↓↓↓
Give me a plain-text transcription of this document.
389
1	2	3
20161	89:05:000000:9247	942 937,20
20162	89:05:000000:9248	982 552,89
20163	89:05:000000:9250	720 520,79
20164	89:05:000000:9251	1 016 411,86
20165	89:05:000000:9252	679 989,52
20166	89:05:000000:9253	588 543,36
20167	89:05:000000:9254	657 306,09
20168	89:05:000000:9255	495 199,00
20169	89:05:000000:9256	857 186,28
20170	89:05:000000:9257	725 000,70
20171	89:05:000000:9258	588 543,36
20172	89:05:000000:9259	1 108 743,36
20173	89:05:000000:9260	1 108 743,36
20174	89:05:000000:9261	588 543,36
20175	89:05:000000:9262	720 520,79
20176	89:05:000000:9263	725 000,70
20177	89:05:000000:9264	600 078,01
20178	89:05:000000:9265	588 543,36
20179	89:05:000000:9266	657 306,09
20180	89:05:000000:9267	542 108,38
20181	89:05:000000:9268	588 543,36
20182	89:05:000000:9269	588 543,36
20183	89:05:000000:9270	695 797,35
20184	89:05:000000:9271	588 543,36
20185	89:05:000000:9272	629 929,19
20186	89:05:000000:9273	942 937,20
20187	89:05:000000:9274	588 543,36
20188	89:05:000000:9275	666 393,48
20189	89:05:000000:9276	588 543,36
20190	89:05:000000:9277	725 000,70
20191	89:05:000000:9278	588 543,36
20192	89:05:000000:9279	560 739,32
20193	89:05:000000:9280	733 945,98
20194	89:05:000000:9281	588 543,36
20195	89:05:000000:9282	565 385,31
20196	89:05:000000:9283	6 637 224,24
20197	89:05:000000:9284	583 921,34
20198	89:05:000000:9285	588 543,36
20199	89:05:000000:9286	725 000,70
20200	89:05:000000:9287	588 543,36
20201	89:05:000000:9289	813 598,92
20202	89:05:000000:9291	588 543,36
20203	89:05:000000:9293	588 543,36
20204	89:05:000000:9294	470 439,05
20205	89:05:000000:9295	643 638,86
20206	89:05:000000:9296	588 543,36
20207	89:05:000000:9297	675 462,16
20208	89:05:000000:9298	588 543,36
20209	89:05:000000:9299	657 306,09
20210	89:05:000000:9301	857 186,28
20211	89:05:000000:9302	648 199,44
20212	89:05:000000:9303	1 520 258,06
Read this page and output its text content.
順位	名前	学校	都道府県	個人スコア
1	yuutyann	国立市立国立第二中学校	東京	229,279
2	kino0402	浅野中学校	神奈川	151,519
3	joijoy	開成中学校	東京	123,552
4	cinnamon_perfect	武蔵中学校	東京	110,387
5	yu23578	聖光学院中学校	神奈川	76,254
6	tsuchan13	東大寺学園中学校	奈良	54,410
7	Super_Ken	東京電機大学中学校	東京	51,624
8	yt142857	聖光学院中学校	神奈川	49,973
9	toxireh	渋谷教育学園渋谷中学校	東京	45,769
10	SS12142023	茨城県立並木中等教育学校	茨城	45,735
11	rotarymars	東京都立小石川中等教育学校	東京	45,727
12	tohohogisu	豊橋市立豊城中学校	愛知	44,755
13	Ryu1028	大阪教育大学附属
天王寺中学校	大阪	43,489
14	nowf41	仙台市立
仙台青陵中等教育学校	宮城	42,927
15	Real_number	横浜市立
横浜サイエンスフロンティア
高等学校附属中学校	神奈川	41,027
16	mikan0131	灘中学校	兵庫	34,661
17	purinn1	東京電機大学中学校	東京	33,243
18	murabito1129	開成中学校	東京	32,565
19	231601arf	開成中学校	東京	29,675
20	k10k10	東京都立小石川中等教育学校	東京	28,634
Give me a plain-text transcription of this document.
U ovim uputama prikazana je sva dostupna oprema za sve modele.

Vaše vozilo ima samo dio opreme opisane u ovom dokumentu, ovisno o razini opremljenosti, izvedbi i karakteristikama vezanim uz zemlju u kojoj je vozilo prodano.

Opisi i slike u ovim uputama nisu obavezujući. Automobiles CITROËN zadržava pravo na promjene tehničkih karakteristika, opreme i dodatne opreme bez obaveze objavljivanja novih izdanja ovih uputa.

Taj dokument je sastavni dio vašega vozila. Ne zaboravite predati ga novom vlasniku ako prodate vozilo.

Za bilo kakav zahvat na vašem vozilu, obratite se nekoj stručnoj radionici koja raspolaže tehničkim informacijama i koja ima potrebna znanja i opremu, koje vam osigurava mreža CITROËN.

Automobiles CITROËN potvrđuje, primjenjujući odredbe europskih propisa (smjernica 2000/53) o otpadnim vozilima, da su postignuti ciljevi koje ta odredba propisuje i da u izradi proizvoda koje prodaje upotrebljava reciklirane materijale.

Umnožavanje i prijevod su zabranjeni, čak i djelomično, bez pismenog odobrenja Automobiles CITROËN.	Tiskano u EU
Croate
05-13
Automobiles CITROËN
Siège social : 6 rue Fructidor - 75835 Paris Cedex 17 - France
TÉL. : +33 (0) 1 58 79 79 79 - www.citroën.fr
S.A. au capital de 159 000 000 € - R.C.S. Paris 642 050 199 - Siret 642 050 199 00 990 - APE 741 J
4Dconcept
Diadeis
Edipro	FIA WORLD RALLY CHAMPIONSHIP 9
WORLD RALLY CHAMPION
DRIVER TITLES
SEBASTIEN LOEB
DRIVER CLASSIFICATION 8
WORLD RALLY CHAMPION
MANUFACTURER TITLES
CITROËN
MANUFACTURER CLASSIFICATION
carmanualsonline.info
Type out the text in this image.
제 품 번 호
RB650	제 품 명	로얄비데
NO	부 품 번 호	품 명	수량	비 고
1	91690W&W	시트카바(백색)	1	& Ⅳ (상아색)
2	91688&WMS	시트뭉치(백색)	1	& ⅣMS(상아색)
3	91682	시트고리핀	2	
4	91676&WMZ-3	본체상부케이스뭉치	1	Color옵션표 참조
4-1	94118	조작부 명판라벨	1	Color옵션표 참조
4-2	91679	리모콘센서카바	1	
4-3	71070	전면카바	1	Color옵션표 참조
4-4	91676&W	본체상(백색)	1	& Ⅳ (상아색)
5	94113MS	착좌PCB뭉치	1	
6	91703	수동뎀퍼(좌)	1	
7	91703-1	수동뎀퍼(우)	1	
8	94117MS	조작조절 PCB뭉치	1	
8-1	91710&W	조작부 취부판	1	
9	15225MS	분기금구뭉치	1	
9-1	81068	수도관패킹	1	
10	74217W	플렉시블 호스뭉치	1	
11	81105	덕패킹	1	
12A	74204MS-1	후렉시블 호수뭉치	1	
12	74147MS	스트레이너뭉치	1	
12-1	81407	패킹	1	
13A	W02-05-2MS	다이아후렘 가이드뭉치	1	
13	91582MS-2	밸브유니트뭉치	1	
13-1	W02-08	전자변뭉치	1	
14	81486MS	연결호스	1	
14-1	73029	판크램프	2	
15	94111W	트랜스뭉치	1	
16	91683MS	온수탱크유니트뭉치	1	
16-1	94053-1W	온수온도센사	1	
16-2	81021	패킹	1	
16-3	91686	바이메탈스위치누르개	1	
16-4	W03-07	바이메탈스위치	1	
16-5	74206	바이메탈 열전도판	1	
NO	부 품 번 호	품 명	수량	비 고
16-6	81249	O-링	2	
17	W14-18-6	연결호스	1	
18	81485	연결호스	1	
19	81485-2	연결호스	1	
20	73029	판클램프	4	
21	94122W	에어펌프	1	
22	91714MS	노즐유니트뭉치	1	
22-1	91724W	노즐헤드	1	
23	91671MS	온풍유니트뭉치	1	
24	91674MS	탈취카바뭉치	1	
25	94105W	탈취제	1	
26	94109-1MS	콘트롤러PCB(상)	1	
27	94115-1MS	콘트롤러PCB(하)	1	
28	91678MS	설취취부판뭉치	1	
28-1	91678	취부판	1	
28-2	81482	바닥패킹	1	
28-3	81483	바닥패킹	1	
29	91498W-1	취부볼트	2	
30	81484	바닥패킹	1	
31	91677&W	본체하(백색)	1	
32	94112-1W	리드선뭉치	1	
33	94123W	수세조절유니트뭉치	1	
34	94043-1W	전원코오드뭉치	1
↑↑↑
Your instructions: Search the data for the string "콘트롤러PCB". List each line that has it.

Solution:
26	94109-1MS	콘트롤러PCB(상)	1	
27	94115-1MS	콘트롤러PCB(하)	1	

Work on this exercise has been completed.